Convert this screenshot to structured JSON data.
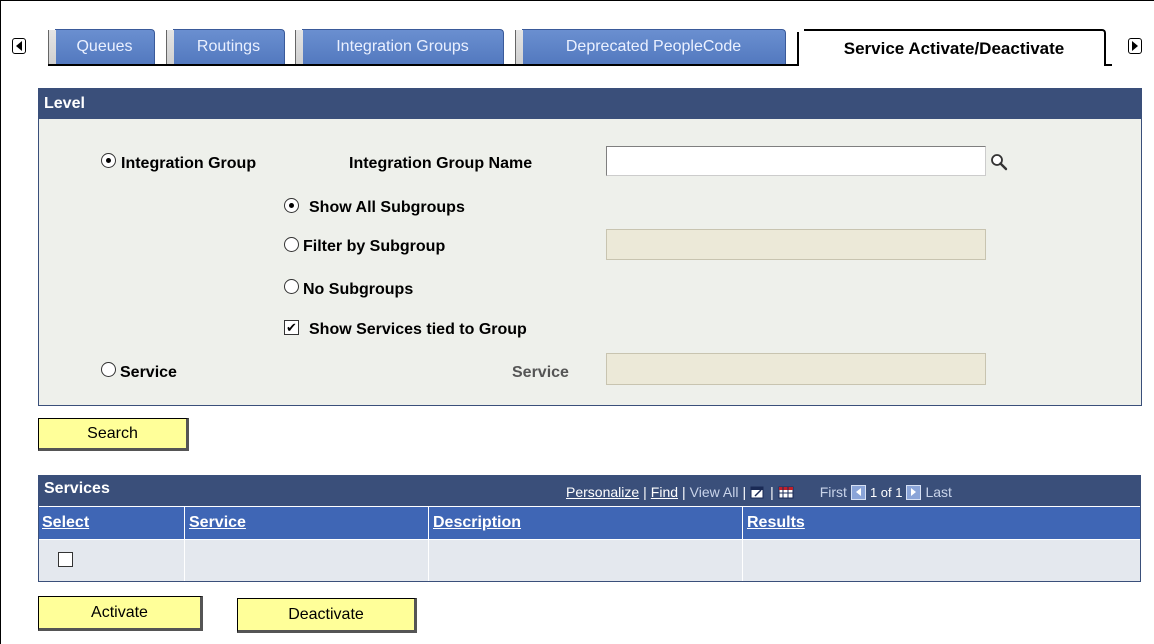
{
  "tabs": {
    "items": [
      {
        "label": "Queues"
      },
      {
        "label": "Routings"
      },
      {
        "label": "Integration Groups"
      },
      {
        "label": "Deprecated PeopleCode"
      },
      {
        "label": "Service Activate/Deactivate"
      }
    ],
    "active_index": 4
  },
  "level": {
    "header": "Level",
    "integration_group_radio": {
      "label": "Integration Group",
      "checked": true
    },
    "integration_group_name_label": "Integration Group Name",
    "integration_group_name_value": "",
    "subgroup_options": [
      {
        "label": "Show All Subgroups",
        "checked": true
      },
      {
        "label": "Filter by Subgroup",
        "checked": false
      },
      {
        "label": "No Subgroups",
        "checked": false
      }
    ],
    "filter_subgroup_value": "",
    "show_services_checkbox": {
      "label": "Show Services tied to Group",
      "checked": true
    },
    "service_radio": {
      "label": "Service",
      "checked": false
    },
    "service_field_label": "Service",
    "service_value": ""
  },
  "buttons": {
    "search": "Search",
    "activate": "Activate",
    "deactivate": "Deactivate"
  },
  "services_grid": {
    "title": "Services",
    "personalize": "Personalize",
    "separator": "|",
    "find": "Find",
    "view_all": "View All",
    "first": "First",
    "page_info": "1 of 1",
    "last": "Last",
    "columns": [
      "Select",
      "Service",
      "Description",
      "Results"
    ],
    "rows": [
      {
        "select": false,
        "service": "",
        "description": "",
        "results": ""
      }
    ]
  },
  "colors": {
    "header_bg": "#3a4f7a",
    "column_header_bg": "#3f66b5",
    "button_bg": "#ffff99",
    "section_bg": "#eef0eb"
  }
}
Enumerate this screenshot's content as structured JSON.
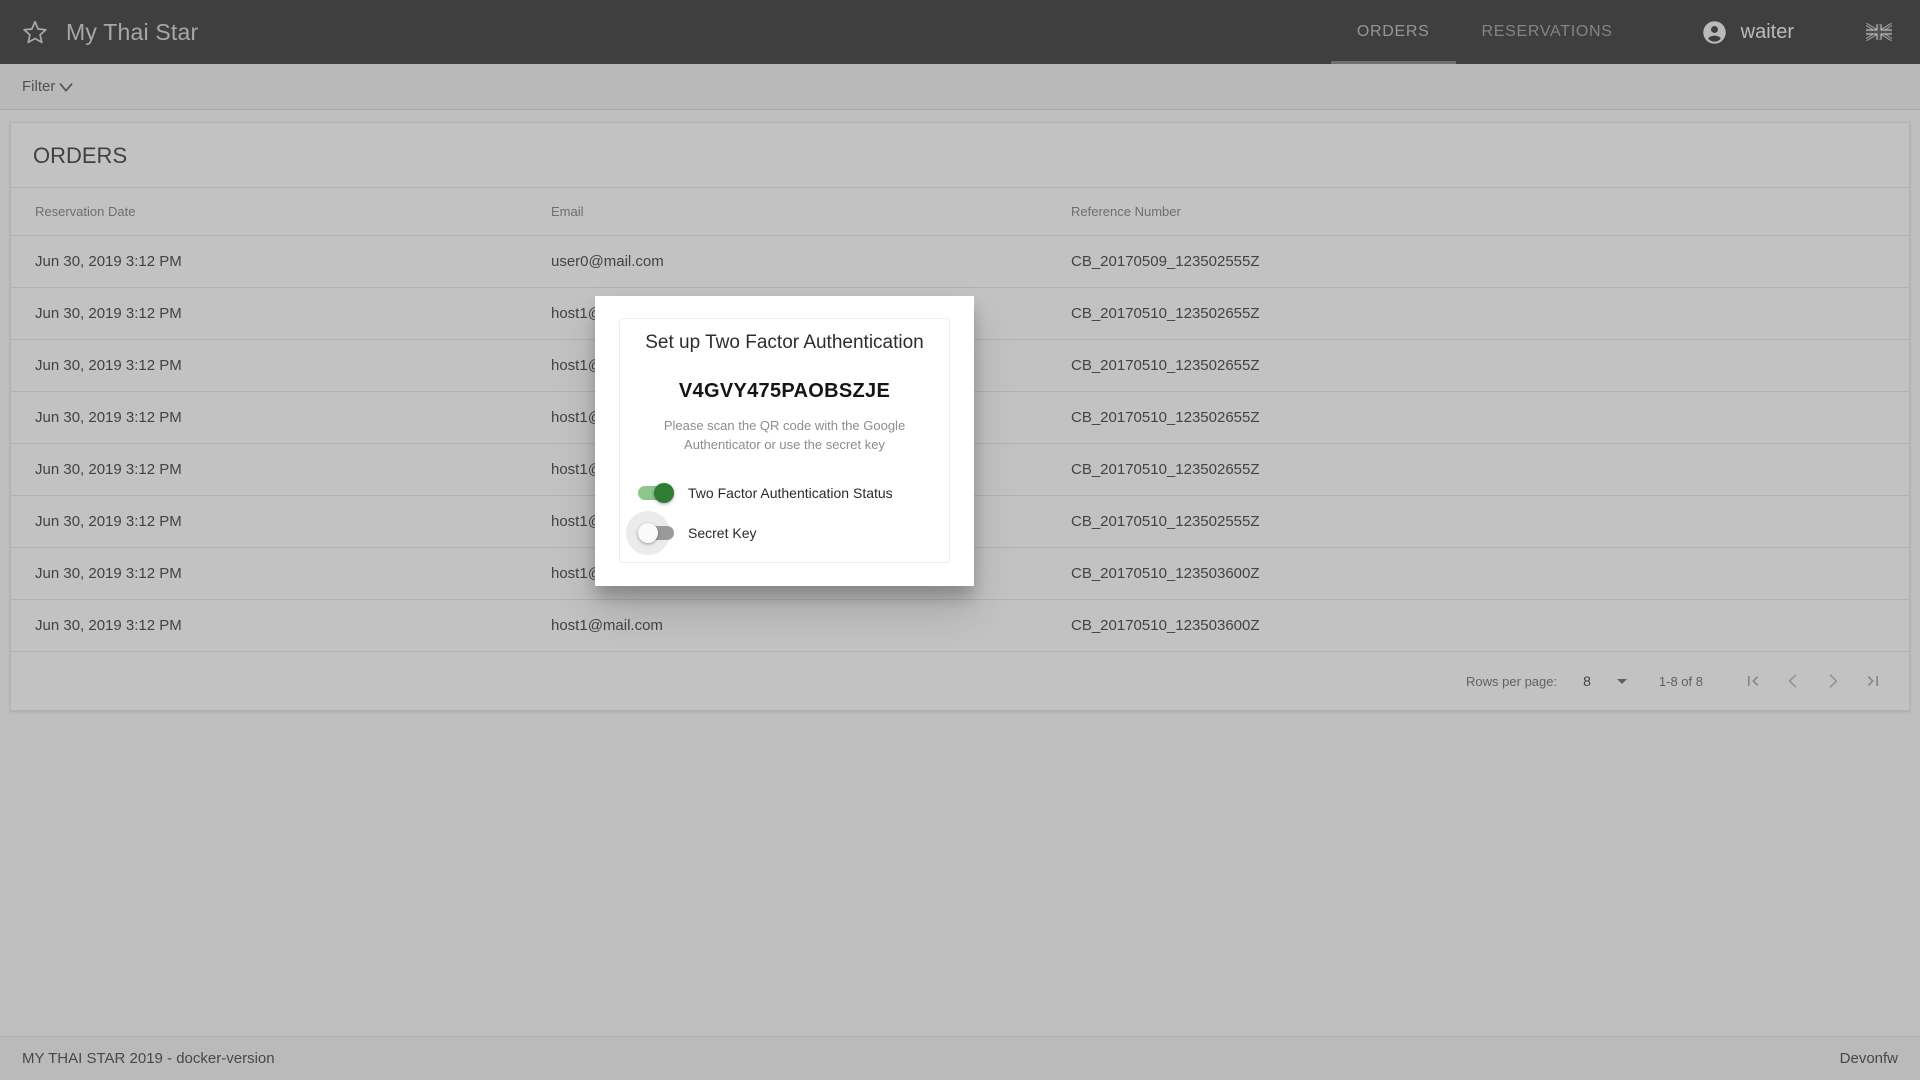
{
  "toolbar": {
    "brand_title": "My Thai Star",
    "star_icon": "star-outline-icon",
    "tabs": [
      {
        "label": "ORDERS",
        "active": true
      },
      {
        "label": "RESERVATIONS",
        "active": false
      }
    ],
    "user_name": "waiter",
    "user_icon": "account-circle-icon",
    "language_flag": "uk-flag-icon"
  },
  "filter": {
    "label": "Filter",
    "chevron_icon": "chevron-down-icon"
  },
  "orders": {
    "title": "ORDERS",
    "columns": [
      "Reservation Date",
      "Email",
      "Reference Number"
    ],
    "rows": [
      {
        "date": "Jun 30, 2019 3:12 PM",
        "email": "user0@mail.com",
        "reference": "CB_20170509_123502555Z"
      },
      {
        "date": "Jun 30, 2019 3:12 PM",
        "email": "host1@mail.com",
        "reference": "CB_20170510_123502655Z"
      },
      {
        "date": "Jun 30, 2019 3:12 PM",
        "email": "host1@mail.com",
        "reference": "CB_20170510_123502655Z"
      },
      {
        "date": "Jun 30, 2019 3:12 PM",
        "email": "host1@mail.com",
        "reference": "CB_20170510_123502655Z"
      },
      {
        "date": "Jun 30, 2019 3:12 PM",
        "email": "host1@mail.com",
        "reference": "CB_20170510_123502655Z"
      },
      {
        "date": "Jun 30, 2019 3:12 PM",
        "email": "host1@mail.com",
        "reference": "CB_20170510_123502555Z"
      },
      {
        "date": "Jun 30, 2019 3:12 PM",
        "email": "host1@mail.com",
        "reference": "CB_20170510_123503600Z"
      },
      {
        "date": "Jun 30, 2019 3:12 PM",
        "email": "host1@mail.com",
        "reference": "CB_20170510_123503600Z"
      }
    ]
  },
  "paginator": {
    "rows_per_page_label": "Rows per page:",
    "rows_per_page_value": "8",
    "range_label": "1-8 of 8",
    "first_icon": "first-page-icon",
    "prev_icon": "chevron-left-icon",
    "next_icon": "chevron-right-icon",
    "last_icon": "last-page-icon"
  },
  "footer": {
    "left": "MY THAI STAR 2019 - docker-version",
    "right": "Devonfw"
  },
  "modal": {
    "title": "Set up Two Factor Authentication",
    "secret_key": "V4GVY475PAOBSZJE",
    "help_text": "Please scan the QR code with the Google Authenticator or use the secret key",
    "toggles": [
      {
        "label": "Two Factor Authentication Status",
        "state": "on"
      },
      {
        "label": "Secret Key",
        "state": "off"
      }
    ]
  },
  "colors": {
    "toolbar_bg": "#2b1b18",
    "toggle_on": "#2e7d32",
    "toggle_off": "#9a9a9a",
    "accent_text": "#d9cfcc"
  }
}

- - -

GIVEN REQUEST:
Reproduce each line exactly as it appears, omitting the pictures.

SOLUTION TO THIS PROBLEM:
Convert this screenshot to structured JSON data.
{
  "tabs": {
    "items": [
      {
        "label": "Queues"
      },
      {
        "label": "Routings"
      },
      {
        "label": "Integration Groups"
      },
      {
        "label": "Deprecated PeopleCode"
      },
      {
        "label": "Service Activate/Deactivate"
      }
    ],
    "active_index": 4
  },
  "level": {
    "header": "Level",
    "integration_group_radio": {
      "label": "Integration Group",
      "checked": true
    },
    "integration_group_name_label": "Integration Group Name",
    "integration_group_name_value": "",
    "subgroup_options": [
      {
        "label": "Show All Subgroups",
        "checked": true
      },
      {
        "label": "Filter by Subgroup",
        "checked": false
      },
      {
        "label": "No Subgroups",
        "checked": false
      }
    ],
    "filter_subgroup_value": "",
    "show_services_checkbox": {
      "label": "Show Services tied to Group",
      "checked": true
    },
    "service_radio": {
      "label": "Service",
      "checked": false
    },
    "service_field_label": "Service",
    "service_value": ""
  },
  "buttons": {
    "search": "Search",
    "activate": "Activate",
    "deactivate": "Deactivate"
  },
  "services_grid": {
    "title": "Services",
    "personalize": "Personalize",
    "separator": "|",
    "find": "Find",
    "view_all": "View All",
    "first": "First",
    "page_info": "1 of 1",
    "last": "Last",
    "columns": [
      "Select",
      "Service",
      "Description",
      "Results"
    ],
    "rows": [
      {
        "select": false,
        "service": "",
        "description": "",
        "results": ""
      }
    ]
  },
  "colors": {
    "header_bg": "#3a4f7a",
    "column_header_bg": "#3f66b5",
    "button_bg": "#ffff99",
    "section_bg": "#eef0eb"
  }
}
Enumerate this screenshot's content as structured JSON.
{
  "toolbar": {
    "brand_title": "My Thai Star",
    "star_icon": "star-outline-icon",
    "tabs": [
      {
        "label": "ORDERS",
        "active": true
      },
      {
        "label": "RESERVATIONS",
        "active": false
      }
    ],
    "user_name": "waiter",
    "user_icon": "account-circle-icon",
    "language_flag": "uk-flag-icon"
  },
  "filter": {
    "label": "Filter",
    "chevron_icon": "chevron-down-icon"
  },
  "orders": {
    "title": "ORDERS",
    "columns": [
      "Reservation Date",
      "Email",
      "Reference Number"
    ],
    "rows": [
      {
        "date": "Jun 30, 2019 3:12 PM",
        "email": "user0@mail.com",
        "reference": "CB_20170509_123502555Z"
      },
      {
        "date": "Jun 30, 2019 3:12 PM",
        "email": "host1@mail.com",
        "reference": "CB_20170510_123502655Z"
      },
      {
        "date": "Jun 30, 2019 3:12 PM",
        "email": "host1@mail.com",
        "reference": "CB_20170510_123502655Z"
      },
      {
        "date": "Jun 30, 2019 3:12 PM",
        "email": "host1@mail.com",
        "reference": "CB_20170510_123502655Z"
      },
      {
        "date": "Jun 30, 2019 3:12 PM",
        "email": "host1@mail.com",
        "reference": "CB_20170510_123502655Z"
      },
      {
        "date": "Jun 30, 2019 3:12 PM",
        "email": "host1@mail.com",
        "reference": "CB_20170510_123502555Z"
      },
      {
        "date": "Jun 30, 2019 3:12 PM",
        "email": "host1@mail.com",
        "reference": "CB_20170510_123503600Z"
      },
      {
        "date": "Jun 30, 2019 3:12 PM",
        "email": "host1@mail.com",
        "reference": "CB_20170510_123503600Z"
      }
    ]
  },
  "paginator": {
    "rows_per_page_label": "Rows per page:",
    "rows_per_page_value": "8",
    "range_label": "1-8 of 8",
    "first_icon": "first-page-icon",
    "prev_icon": "chevron-left-icon",
    "next_icon": "chevron-right-icon",
    "last_icon": "last-page-icon"
  },
  "footer": {
    "left": "MY THAI STAR 2019 - docker-version",
    "right": "Devonfw"
  },
  "modal": {
    "title": "Set up Two Factor Authentication",
    "secret_key": "V4GVY475PAOBSZJE",
    "help_text": "Please scan the QR code with the Google Authenticator or use the secret key",
    "toggles": [
      {
        "label": "Two Factor Authentication Status",
        "state": "on"
      },
      {
        "label": "Secret Key",
        "state": "off"
      }
    ]
  },
  "colors": {
    "toolbar_bg": "#2b1b18",
    "toggle_on": "#2e7d32",
    "toggle_off": "#9a9a9a",
    "accent_text": "#d9cfcc"
  }
}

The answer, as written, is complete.